TASK: Repeat the listing word for word. No pictures belong in the copy.

=======

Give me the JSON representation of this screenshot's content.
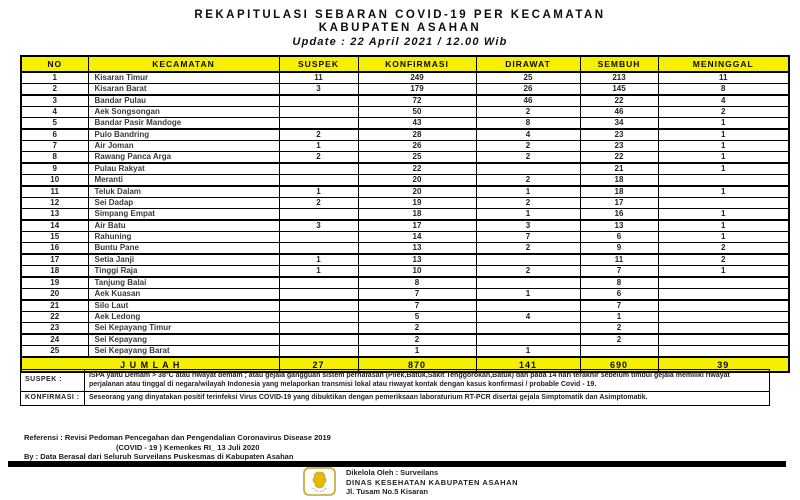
{
  "title": {
    "line1": "REKAPITULASI SEBARAN COVID-19 PER KECAMATAN",
    "line2": "KABUPATEN ASAHAN",
    "line3": "Update : 22 April 2021 / 12.00 Wib"
  },
  "table": {
    "headers": [
      "NO",
      "KECAMATAN",
      "SUSPEK",
      "KONFIRMASI",
      "DIRAWAT",
      "SEMBUH",
      "MENINGGAL"
    ],
    "rows": [
      {
        "no": "1",
        "kecamatan": "Kisaran Timur",
        "suspek": "11",
        "konfirmasi": "249",
        "dirawat": "25",
        "sembuh": "213",
        "meninggal": "11"
      },
      {
        "no": "2",
        "kecamatan": "Kisaran Barat",
        "suspek": "3",
        "konfirmasi": "179",
        "dirawat": "26",
        "sembuh": "145",
        "meninggal": "8"
      },
      {
        "no": "3",
        "kecamatan": "Bandar Pulau",
        "suspek": "",
        "konfirmasi": "72",
        "dirawat": "46",
        "sembuh": "22",
        "meninggal": "4"
      },
      {
        "no": "4",
        "kecamatan": "Aek Songsongan",
        "suspek": "",
        "konfirmasi": "50",
        "dirawat": "2",
        "sembuh": "46",
        "meninggal": "2"
      },
      {
        "no": "5",
        "kecamatan": "Bandar Pasir Mandoge",
        "suspek": "",
        "konfirmasi": "43",
        "dirawat": "8",
        "sembuh": "34",
        "meninggal": "1"
      },
      {
        "no": "6",
        "kecamatan": "Pulo Bandring",
        "suspek": "2",
        "konfirmasi": "28",
        "dirawat": "4",
        "sembuh": "23",
        "meninggal": "1"
      },
      {
        "no": "7",
        "kecamatan": "Air Joman",
        "suspek": "1",
        "konfirmasi": "26",
        "dirawat": "2",
        "sembuh": "23",
        "meninggal": "1"
      },
      {
        "no": "8",
        "kecamatan": "Rawang Panca Arga",
        "suspek": "2",
        "konfirmasi": "25",
        "dirawat": "2",
        "sembuh": "22",
        "meninggal": "1"
      },
      {
        "no": "9",
        "kecamatan": "Pulau Rakyat",
        "suspek": "",
        "konfirmasi": "22",
        "dirawat": "",
        "sembuh": "21",
        "meninggal": "1"
      },
      {
        "no": "10",
        "kecamatan": "Meranti",
        "suspek": "",
        "konfirmasi": "20",
        "dirawat": "2",
        "sembuh": "18",
        "meninggal": ""
      },
      {
        "no": "11",
        "kecamatan": "Teluk Dalam",
        "suspek": "1",
        "konfirmasi": "20",
        "dirawat": "1",
        "sembuh": "18",
        "meninggal": "1"
      },
      {
        "no": "12",
        "kecamatan": "Sei Dadap",
        "suspek": "2",
        "konfirmasi": "19",
        "dirawat": "2",
        "sembuh": "17",
        "meninggal": ""
      },
      {
        "no": "13",
        "kecamatan": "Simpang Empat",
        "suspek": "",
        "konfirmasi": "18",
        "dirawat": "1",
        "sembuh": "16",
        "meninggal": "1"
      },
      {
        "no": "14",
        "kecamatan": "Air Batu",
        "suspek": "3",
        "konfirmasi": "17",
        "dirawat": "3",
        "sembuh": "13",
        "meninggal": "1"
      },
      {
        "no": "15",
        "kecamatan": "Rahuning",
        "suspek": "",
        "konfirmasi": "14",
        "dirawat": "7",
        "sembuh": "6",
        "meninggal": "1"
      },
      {
        "no": "16",
        "kecamatan": "Buntu Pane",
        "suspek": "",
        "konfirmasi": "13",
        "dirawat": "2",
        "sembuh": "9",
        "meninggal": "2"
      },
      {
        "no": "17",
        "kecamatan": "Setia Janji",
        "suspek": "1",
        "konfirmasi": "13",
        "dirawat": "",
        "sembuh": "11",
        "meninggal": "2"
      },
      {
        "no": "18",
        "kecamatan": "Tinggi Raja",
        "suspek": "1",
        "konfirmasi": "10",
        "dirawat": "2",
        "sembuh": "7",
        "meninggal": "1"
      },
      {
        "no": "19",
        "kecamatan": "Tanjung Balai",
        "suspek": "",
        "konfirmasi": "8",
        "dirawat": "",
        "sembuh": "8",
        "meninggal": ""
      },
      {
        "no": "20",
        "kecamatan": "Aek Kuasan",
        "suspek": "",
        "konfirmasi": "7",
        "dirawat": "1",
        "sembuh": "6",
        "meninggal": ""
      },
      {
        "no": "21",
        "kecamatan": "Silo Laut",
        "suspek": "",
        "konfirmasi": "7",
        "dirawat": "",
        "sembuh": "7",
        "meninggal": ""
      },
      {
        "no": "22",
        "kecamatan": "Aek Ledong",
        "suspek": "",
        "konfirmasi": "5",
        "dirawat": "4",
        "sembuh": "1",
        "meninggal": ""
      },
      {
        "no": "23",
        "kecamatan": "Sei Kepayang Timur",
        "suspek": "",
        "konfirmasi": "2",
        "dirawat": "",
        "sembuh": "2",
        "meninggal": ""
      },
      {
        "no": "24",
        "kecamatan": "Sei Kepayang",
        "suspek": "",
        "konfirmasi": "2",
        "dirawat": "",
        "sembuh": "2",
        "meninggal": ""
      },
      {
        "no": "25",
        "kecamatan": "Sei Kepayang Barat",
        "suspek": "",
        "konfirmasi": "1",
        "dirawat": "1",
        "sembuh": "",
        "meninggal": ""
      }
    ],
    "total": {
      "label": "J U M L A H",
      "suspek": "27",
      "konfirmasi": "870",
      "dirawat": "141",
      "sembuh": "690",
      "meninggal": "39"
    }
  },
  "notes": [
    {
      "label": "SUSPEK :",
      "text": "ISPA yaitu Demam > 38°C atau riwayat demam ; atau gejala gangguan sistem pernafasan (Pilek,Batuk,Sakit Tenggorokan,Batuk) dan pada 14 hari terakhir sebelum timbul gejala memiliki riwayat perjalanan atau tinggal di negara/wilayah Indonesia yang melaporkan transmisi lokal atau riwayat kontak dengan kasus konfirmasi / probable Covid - 19."
    },
    {
      "label": "KONFIRMASI :",
      "text": "Seseorang yang dinyatakan positif terinfeksi Virus COVID-19 yang dibuktikan dengan pemeriksaan laboraturium RT-PCR disertai gejala Simptomatik dan Asimptomatik."
    }
  ],
  "referensi": {
    "line1": "Referensi  :  Revisi Pedoman Pencegahan dan Pengendalian Coronavirus Disease 2019",
    "line2": "(COVID - 19 ) Kemenkes RI_ 13 Juli 2020"
  },
  "by_line": "By : Data Berasal dari Seluruh Surveilans Puskesmas di Kabupaten Asahan",
  "credits": {
    "managed_by": "Dikelola Oleh : Surveilans",
    "org": "DINAS KESEHATAN KABUPATEN ASAHAN",
    "address": "Jl. Tusam No.5 Kisaran"
  },
  "icons": {
    "logo": "bakti-husada-logo"
  },
  "colors": {
    "header_yellow": "#f5f000",
    "border_black": "#000000",
    "logo_gold": "#c9a227",
    "logo_fill": "#e8b800",
    "logo_arc_blue": "#8ab4d8"
  }
}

=======

WRITTEN RESPONSE:
Give me the JSON representation of this screenshot's content.
{
  "title": {
    "line1": "REKAPITULASI SEBARAN COVID-19 PER KECAMATAN",
    "line2": "KABUPATEN ASAHAN",
    "line3": "Update : 22 April 2021 / 12.00 Wib"
  },
  "table": {
    "headers": [
      "NO",
      "KECAMATAN",
      "SUSPEK",
      "KONFIRMASI",
      "DIRAWAT",
      "SEMBUH",
      "MENINGGAL"
    ],
    "rows": [
      {
        "no": "1",
        "kecamatan": "Kisaran Timur",
        "suspek": "11",
        "konfirmasi": "249",
        "dirawat": "25",
        "sembuh": "213",
        "meninggal": "11"
      },
      {
        "no": "2",
        "kecamatan": "Kisaran Barat",
        "suspek": "3",
        "konfirmasi": "179",
        "dirawat": "26",
        "sembuh": "145",
        "meninggal": "8"
      },
      {
        "no": "3",
        "kecamatan": "Bandar Pulau",
        "suspek": "",
        "konfirmasi": "72",
        "dirawat": "46",
        "sembuh": "22",
        "meninggal": "4"
      },
      {
        "no": "4",
        "kecamatan": "Aek Songsongan",
        "suspek": "",
        "konfirmasi": "50",
        "dirawat": "2",
        "sembuh": "46",
        "meninggal": "2"
      },
      {
        "no": "5",
        "kecamatan": "Bandar Pasir Mandoge",
        "suspek": "",
        "konfirmasi": "43",
        "dirawat": "8",
        "sembuh": "34",
        "meninggal": "1"
      },
      {
        "no": "6",
        "kecamatan": "Pulo Bandring",
        "suspek": "2",
        "konfirmasi": "28",
        "dirawat": "4",
        "sembuh": "23",
        "meninggal": "1"
      },
      {
        "no": "7",
        "kecamatan": "Air Joman",
        "suspek": "1",
        "konfirmasi": "26",
        "dirawat": "2",
        "sembuh": "23",
        "meninggal": "1"
      },
      {
        "no": "8",
        "kecamatan": "Rawang Panca Arga",
        "suspek": "2",
        "konfirmasi": "25",
        "dirawat": "2",
        "sembuh": "22",
        "meninggal": "1"
      },
      {
        "no": "9",
        "kecamatan": "Pulau Rakyat",
        "suspek": "",
        "konfirmasi": "22",
        "dirawat": "",
        "sembuh": "21",
        "meninggal": "1"
      },
      {
        "no": "10",
        "kecamatan": "Meranti",
        "suspek": "",
        "konfirmasi": "20",
        "dirawat": "2",
        "sembuh": "18",
        "meninggal": ""
      },
      {
        "no": "11",
        "kecamatan": "Teluk Dalam",
        "suspek": "1",
        "konfirmasi": "20",
        "dirawat": "1",
        "sembuh": "18",
        "meninggal": "1"
      },
      {
        "no": "12",
        "kecamatan": "Sei Dadap",
        "suspek": "2",
        "konfirmasi": "19",
        "dirawat": "2",
        "sembuh": "17",
        "meninggal": ""
      },
      {
        "no": "13",
        "kecamatan": "Simpang Empat",
        "suspek": "",
        "konfirmasi": "18",
        "dirawat": "1",
        "sembuh": "16",
        "meninggal": "1"
      },
      {
        "no": "14",
        "kecamatan": "Air Batu",
        "suspek": "3",
        "konfirmasi": "17",
        "dirawat": "3",
        "sembuh": "13",
        "meninggal": "1"
      },
      {
        "no": "15",
        "kecamatan": "Rahuning",
        "suspek": "",
        "konfirmasi": "14",
        "dirawat": "7",
        "sembuh": "6",
        "meninggal": "1"
      },
      {
        "no": "16",
        "kecamatan": "Buntu Pane",
        "suspek": "",
        "konfirmasi": "13",
        "dirawat": "2",
        "sembuh": "9",
        "meninggal": "2"
      },
      {
        "no": "17",
        "kecamatan": "Setia Janji",
        "suspek": "1",
        "konfirmasi": "13",
        "dirawat": "",
        "sembuh": "11",
        "meninggal": "2"
      },
      {
        "no": "18",
        "kecamatan": "Tinggi Raja",
        "suspek": "1",
        "konfirmasi": "10",
        "dirawat": "2",
        "sembuh": "7",
        "meninggal": "1"
      },
      {
        "no": "19",
        "kecamatan": "Tanjung Balai",
        "suspek": "",
        "konfirmasi": "8",
        "dirawat": "",
        "sembuh": "8",
        "meninggal": ""
      },
      {
        "no": "20",
        "kecamatan": "Aek Kuasan",
        "suspek": "",
        "konfirmasi": "7",
        "dirawat": "1",
        "sembuh": "6",
        "meninggal": ""
      },
      {
        "no": "21",
        "kecamatan": "Silo Laut",
        "suspek": "",
        "konfirmasi": "7",
        "dirawat": "",
        "sembuh": "7",
        "meninggal": ""
      },
      {
        "no": "22",
        "kecamatan": "Aek Ledong",
        "suspek": "",
        "konfirmasi": "5",
        "dirawat": "4",
        "sembuh": "1",
        "meninggal": ""
      },
      {
        "no": "23",
        "kecamatan": "Sei Kepayang Timur",
        "suspek": "",
        "konfirmasi": "2",
        "dirawat": "",
        "sembuh": "2",
        "meninggal": ""
      },
      {
        "no": "24",
        "kecamatan": "Sei Kepayang",
        "suspek": "",
        "konfirmasi": "2",
        "dirawat": "",
        "sembuh": "2",
        "meninggal": ""
      },
      {
        "no": "25",
        "kecamatan": "Sei Kepayang Barat",
        "suspek": "",
        "konfirmasi": "1",
        "dirawat": "1",
        "sembuh": "",
        "meninggal": ""
      }
    ],
    "total": {
      "label": "J U M L A H",
      "suspek": "27",
      "konfirmasi": "870",
      "dirawat": "141",
      "sembuh": "690",
      "meninggal": "39"
    }
  },
  "notes": [
    {
      "label": "SUSPEK :",
      "text": "ISPA yaitu Demam > 38°C atau riwayat demam ; atau gejala gangguan sistem pernafasan (Pilek,Batuk,Sakit Tenggorokan,Batuk) dan pada 14 hari terakhir sebelum timbul gejala memiliki riwayat perjalanan atau tinggal di negara/wilayah Indonesia yang melaporkan transmisi lokal atau riwayat kontak dengan kasus konfirmasi / probable Covid - 19."
    },
    {
      "label": "KONFIRMASI :",
      "text": "Seseorang yang dinyatakan positif terinfeksi Virus COVID-19 yang dibuktikan dengan pemeriksaan laboraturium RT-PCR disertai gejala Simptomatik dan Asimptomatik."
    }
  ],
  "referensi": {
    "line1": "Referensi  :  Revisi Pedoman Pencegahan dan Pengendalian Coronavirus Disease 2019",
    "line2": "(COVID - 19 ) Kemenkes RI_ 13 Juli 2020"
  },
  "by_line": "By : Data Berasal dari Seluruh Surveilans Puskesmas di Kabupaten Asahan",
  "credits": {
    "managed_by": "Dikelola Oleh : Surveilans",
    "org": "DINAS KESEHATAN KABUPATEN ASAHAN",
    "address": "Jl. Tusam No.5 Kisaran"
  },
  "icons": {
    "logo": "bakti-husada-logo"
  },
  "colors": {
    "header_yellow": "#f5f000",
    "border_black": "#000000",
    "logo_gold": "#c9a227",
    "logo_fill": "#e8b800",
    "logo_arc_blue": "#8ab4d8"
  }
}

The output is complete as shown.